---- Given data

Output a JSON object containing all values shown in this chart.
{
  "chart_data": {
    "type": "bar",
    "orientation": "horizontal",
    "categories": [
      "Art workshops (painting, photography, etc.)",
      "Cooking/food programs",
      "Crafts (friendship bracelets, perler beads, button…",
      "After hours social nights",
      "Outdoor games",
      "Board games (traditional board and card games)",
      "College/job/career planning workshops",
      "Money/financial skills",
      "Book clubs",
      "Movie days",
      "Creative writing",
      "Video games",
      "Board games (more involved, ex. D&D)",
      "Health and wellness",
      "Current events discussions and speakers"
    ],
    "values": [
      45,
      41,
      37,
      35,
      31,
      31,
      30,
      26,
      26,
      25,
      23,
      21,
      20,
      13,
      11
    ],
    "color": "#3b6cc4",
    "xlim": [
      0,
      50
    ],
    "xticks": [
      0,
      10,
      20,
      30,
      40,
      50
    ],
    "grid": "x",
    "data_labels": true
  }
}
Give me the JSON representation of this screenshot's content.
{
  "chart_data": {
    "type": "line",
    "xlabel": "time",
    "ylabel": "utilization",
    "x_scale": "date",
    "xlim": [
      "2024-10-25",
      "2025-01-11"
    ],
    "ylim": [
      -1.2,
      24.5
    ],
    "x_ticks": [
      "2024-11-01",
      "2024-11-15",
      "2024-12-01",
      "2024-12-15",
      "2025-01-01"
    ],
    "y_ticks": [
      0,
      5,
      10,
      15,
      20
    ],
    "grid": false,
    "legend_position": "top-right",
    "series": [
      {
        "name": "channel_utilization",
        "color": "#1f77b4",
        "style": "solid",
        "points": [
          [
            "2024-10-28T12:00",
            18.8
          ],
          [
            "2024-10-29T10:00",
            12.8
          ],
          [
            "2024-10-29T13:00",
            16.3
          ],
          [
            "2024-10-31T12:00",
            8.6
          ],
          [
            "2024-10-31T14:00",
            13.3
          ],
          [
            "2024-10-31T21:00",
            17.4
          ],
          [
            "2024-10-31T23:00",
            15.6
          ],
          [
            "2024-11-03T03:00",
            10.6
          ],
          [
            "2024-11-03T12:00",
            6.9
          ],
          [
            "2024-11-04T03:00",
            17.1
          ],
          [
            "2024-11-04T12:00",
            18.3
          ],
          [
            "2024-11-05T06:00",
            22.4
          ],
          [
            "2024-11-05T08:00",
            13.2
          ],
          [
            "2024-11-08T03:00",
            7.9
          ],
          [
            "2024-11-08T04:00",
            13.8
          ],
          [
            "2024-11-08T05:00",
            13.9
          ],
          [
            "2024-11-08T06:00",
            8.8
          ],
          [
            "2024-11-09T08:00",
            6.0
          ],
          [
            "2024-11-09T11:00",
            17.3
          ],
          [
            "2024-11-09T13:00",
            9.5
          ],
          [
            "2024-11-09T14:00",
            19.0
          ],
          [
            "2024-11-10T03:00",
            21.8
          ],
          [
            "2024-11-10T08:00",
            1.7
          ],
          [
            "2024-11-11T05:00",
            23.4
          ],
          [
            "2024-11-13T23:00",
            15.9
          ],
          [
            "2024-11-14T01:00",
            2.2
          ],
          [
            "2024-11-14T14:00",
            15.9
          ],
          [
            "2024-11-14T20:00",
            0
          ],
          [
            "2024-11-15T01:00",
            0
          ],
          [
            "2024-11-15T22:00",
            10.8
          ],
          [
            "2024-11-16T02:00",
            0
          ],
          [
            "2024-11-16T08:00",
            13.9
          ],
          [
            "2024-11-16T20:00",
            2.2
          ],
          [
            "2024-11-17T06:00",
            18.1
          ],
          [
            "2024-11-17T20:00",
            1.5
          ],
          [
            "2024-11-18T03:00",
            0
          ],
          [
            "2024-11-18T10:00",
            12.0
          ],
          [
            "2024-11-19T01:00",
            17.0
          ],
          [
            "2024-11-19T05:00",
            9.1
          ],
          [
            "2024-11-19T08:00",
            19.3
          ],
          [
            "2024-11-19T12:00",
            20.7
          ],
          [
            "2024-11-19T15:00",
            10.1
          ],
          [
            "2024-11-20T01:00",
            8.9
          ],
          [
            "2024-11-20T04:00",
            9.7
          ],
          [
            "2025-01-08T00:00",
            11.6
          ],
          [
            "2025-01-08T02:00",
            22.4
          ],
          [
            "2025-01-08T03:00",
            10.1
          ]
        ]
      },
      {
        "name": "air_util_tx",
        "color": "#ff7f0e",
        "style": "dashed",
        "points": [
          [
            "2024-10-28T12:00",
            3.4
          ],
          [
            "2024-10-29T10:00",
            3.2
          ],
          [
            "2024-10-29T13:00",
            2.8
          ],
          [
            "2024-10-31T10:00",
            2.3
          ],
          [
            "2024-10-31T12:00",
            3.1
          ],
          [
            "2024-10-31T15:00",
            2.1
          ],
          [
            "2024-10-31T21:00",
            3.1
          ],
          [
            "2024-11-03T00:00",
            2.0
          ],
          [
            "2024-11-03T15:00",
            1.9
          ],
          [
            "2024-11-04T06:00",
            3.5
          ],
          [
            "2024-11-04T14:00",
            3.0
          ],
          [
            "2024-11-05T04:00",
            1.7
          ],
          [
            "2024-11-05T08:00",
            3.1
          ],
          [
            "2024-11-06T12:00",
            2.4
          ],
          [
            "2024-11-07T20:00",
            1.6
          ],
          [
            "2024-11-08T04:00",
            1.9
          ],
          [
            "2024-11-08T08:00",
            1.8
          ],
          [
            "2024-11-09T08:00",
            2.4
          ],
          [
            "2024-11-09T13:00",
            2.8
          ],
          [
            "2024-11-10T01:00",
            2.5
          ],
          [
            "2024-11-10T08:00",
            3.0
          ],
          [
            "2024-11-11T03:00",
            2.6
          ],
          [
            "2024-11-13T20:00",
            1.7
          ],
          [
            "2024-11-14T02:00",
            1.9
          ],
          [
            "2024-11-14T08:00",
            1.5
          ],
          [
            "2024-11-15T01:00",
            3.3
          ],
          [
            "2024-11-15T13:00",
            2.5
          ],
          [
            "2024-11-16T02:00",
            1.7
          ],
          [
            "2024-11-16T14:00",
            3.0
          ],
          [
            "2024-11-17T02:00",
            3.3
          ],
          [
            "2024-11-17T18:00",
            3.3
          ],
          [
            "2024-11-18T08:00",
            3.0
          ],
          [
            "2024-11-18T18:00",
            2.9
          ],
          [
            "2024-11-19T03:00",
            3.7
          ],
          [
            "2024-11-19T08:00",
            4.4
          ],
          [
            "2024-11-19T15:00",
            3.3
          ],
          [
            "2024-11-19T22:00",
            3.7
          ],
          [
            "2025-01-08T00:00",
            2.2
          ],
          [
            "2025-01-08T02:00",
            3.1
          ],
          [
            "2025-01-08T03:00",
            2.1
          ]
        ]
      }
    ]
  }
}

--------

Work required: All of the entries must be written out exactly as they stand.

Response:
Output a JSON object containing all values shown in this chart.
{
  "chart_data": {
    "type": "bar",
    "orientation": "horizontal",
    "categories": [
      "Art workshops (painting, photography, etc.)",
      "Cooking/food programs",
      "Crafts (friendship bracelets, perler beads, button…",
      "After hours social nights",
      "Outdoor games",
      "Board games (traditional board and card games)",
      "College/job/career planning workshops",
      "Money/financial skills",
      "Book clubs",
      "Movie days",
      "Creative writing",
      "Video games",
      "Board games (more involved, ex. D&D)",
      "Health and wellness",
      "Current events discussions and speakers"
    ],
    "values": [
      45,
      41,
      37,
      35,
      31,
      31,
      30,
      26,
      26,
      25,
      23,
      21,
      20,
      13,
      11
    ],
    "color": "#3b6cc4",
    "xlim": [
      0,
      50
    ],
    "xticks": [
      0,
      10,
      20,
      30,
      40,
      50
    ],
    "grid": "x",
    "data_labels": true
  }
}
Give me the JSON representation of this screenshot's content.
{
  "chart_data": {
    "type": "line",
    "xlabel": "time",
    "ylabel": "utilization",
    "x_scale": "date",
    "xlim": [
      "2024-10-25",
      "2025-01-11"
    ],
    "ylim": [
      -1.2,
      24.5
    ],
    "x_ticks": [
      "2024-11-01",
      "2024-11-15",
      "2024-12-01",
      "2024-12-15",
      "2025-01-01"
    ],
    "y_ticks": [
      0,
      5,
      10,
      15,
      20
    ],
    "grid": false,
    "legend_position": "top-right",
    "series": [
      {
        "name": "channel_utilization",
        "color": "#1f77b4",
        "style": "solid",
        "points": [
          [
            "2024-10-28T12:00",
            18.8
          ],
          [
            "2024-10-29T10:00",
            12.8
          ],
          [
            "2024-10-29T13:00",
            16.3
          ],
          [
            "2024-10-31T12:00",
            8.6
          ],
          [
            "2024-10-31T14:00",
            13.3
          ],
          [
            "2024-10-31T21:00",
            17.4
          ],
          [
            "2024-10-31T23:00",
            15.6
          ],
          [
            "2024-11-03T03:00",
            10.6
          ],
          [
            "2024-11-03T12:00",
            6.9
          ],
          [
            "2024-11-04T03:00",
            17.1
          ],
          [
            "2024-11-04T12:00",
            18.3
          ],
          [
            "2024-11-05T06:00",
            22.4
          ],
          [
            "2024-11-05T08:00",
            13.2
          ],
          [
            "2024-11-08T03:00",
            7.9
          ],
          [
            "2024-11-08T04:00",
            13.8
          ],
          [
            "2024-11-08T05:00",
            13.9
          ],
          [
            "2024-11-08T06:00",
            8.8
          ],
          [
            "2024-11-09T08:00",
            6.0
          ],
          [
            "2024-11-09T11:00",
            17.3
          ],
          [
            "2024-11-09T13:00",
            9.5
          ],
          [
            "2024-11-09T14:00",
            19.0
          ],
          [
            "2024-11-10T03:00",
            21.8
          ],
          [
            "2024-11-10T08:00",
            1.7
          ],
          [
            "2024-11-11T05:00",
            23.4
          ],
          [
            "2024-11-13T23:00",
            15.9
          ],
          [
            "2024-11-14T01:00",
            2.2
          ],
          [
            "2024-11-14T14:00",
            15.9
          ],
          [
            "2024-11-14T20:00",
            0
          ],
          [
            "2024-11-15T01:00",
            0
          ],
          [
            "2024-11-15T22:00",
            10.8
          ],
          [
            "2024-11-16T02:00",
            0
          ],
          [
            "2024-11-16T08:00",
            13.9
          ],
          [
            "2024-11-16T20:00",
            2.2
          ],
          [
            "2024-11-17T06:00",
            18.1
          ],
          [
            "2024-11-17T20:00",
            1.5
          ],
          [
            "2024-11-18T03:00",
            0
          ],
          [
            "2024-11-18T10:00",
            12.0
          ],
          [
            "2024-11-19T01:00",
            17.0
          ],
          [
            "2024-11-19T05:00",
            9.1
          ],
          [
            "2024-11-19T08:00",
            19.3
          ],
          [
            "2024-11-19T12:00",
            20.7
          ],
          [
            "2024-11-19T15:00",
            10.1
          ],
          [
            "2024-11-20T01:00",
            8.9
          ],
          [
            "2024-11-20T04:00",
            9.7
          ],
          [
            "2025-01-08T00:00",
            11.6
          ],
          [
            "2025-01-08T02:00",
            22.4
          ],
          [
            "2025-01-08T03:00",
            10.1
          ]
        ]
      },
      {
        "name": "air_util_tx",
        "color": "#ff7f0e",
        "style": "dashed",
        "points": [
          [
            "2024-10-28T12:00",
            3.4
          ],
          [
            "2024-10-29T10:00",
            3.2
          ],
          [
            "2024-10-29T13:00",
            2.8
          ],
          [
            "2024-10-31T10:00",
            2.3
          ],
          [
            "2024-10-31T12:00",
            3.1
          ],
          [
            "2024-10-31T15:00",
            2.1
          ],
          [
            "2024-10-31T21:00",
            3.1
          ],
          [
            "2024-11-03T00:00",
            2.0
          ],
          [
            "2024-11-03T15:00",
            1.9
          ],
          [
            "2024-11-04T06:00",
            3.5
          ],
          [
            "2024-11-04T14:00",
            3.0
          ],
          [
            "2024-11-05T04:00",
            1.7
          ],
          [
            "2024-11-05T08:00",
            3.1
          ],
          [
            "2024-11-06T12:00",
            2.4
          ],
          [
            "2024-11-07T20:00",
            1.6
          ],
          [
            "2024-11-08T04:00",
            1.9
          ],
          [
            "2024-11-08T08:00",
            1.8
          ],
          [
            "2024-11-09T08:00",
            2.4
          ],
          [
            "2024-11-09T13:00",
            2.8
          ],
          [
            "2024-11-10T01:00",
            2.5
          ],
          [
            "2024-11-10T08:00",
            3.0
          ],
          [
            "2024-11-11T03:00",
            2.6
          ],
          [
            "2024-11-13T20:00",
            1.7
          ],
          [
            "2024-11-14T02:00",
            1.9
          ],
          [
            "2024-11-14T08:00",
            1.5
          ],
          [
            "2024-11-15T01:00",
            3.3
          ],
          [
            "2024-11-15T13:00",
            2.5
          ],
          [
            "2024-11-16T02:00",
            1.7
          ],
          [
            "2024-11-16T14:00",
            3.0
          ],
          [
            "2024-11-17T02:00",
            3.3
          ],
          [
            "2024-11-17T18:00",
            3.3
          ],
          [
            "2024-11-18T08:00",
            3.0
          ],
          [
            "2024-11-18T18:00",
            2.9
          ],
          [
            "2024-11-19T03:00",
            3.7
          ],
          [
            "2024-11-19T08:00",
            4.4
          ],
          [
            "2024-11-19T15:00",
            3.3
          ],
          [
            "2024-11-19T22:00",
            3.7
          ],
          [
            "2025-01-08T00:00",
            2.2
          ],
          [
            "2025-01-08T02:00",
            3.1
          ],
          [
            "2025-01-08T03:00",
            2.1
          ]
        ]
      }
    ]
  }
}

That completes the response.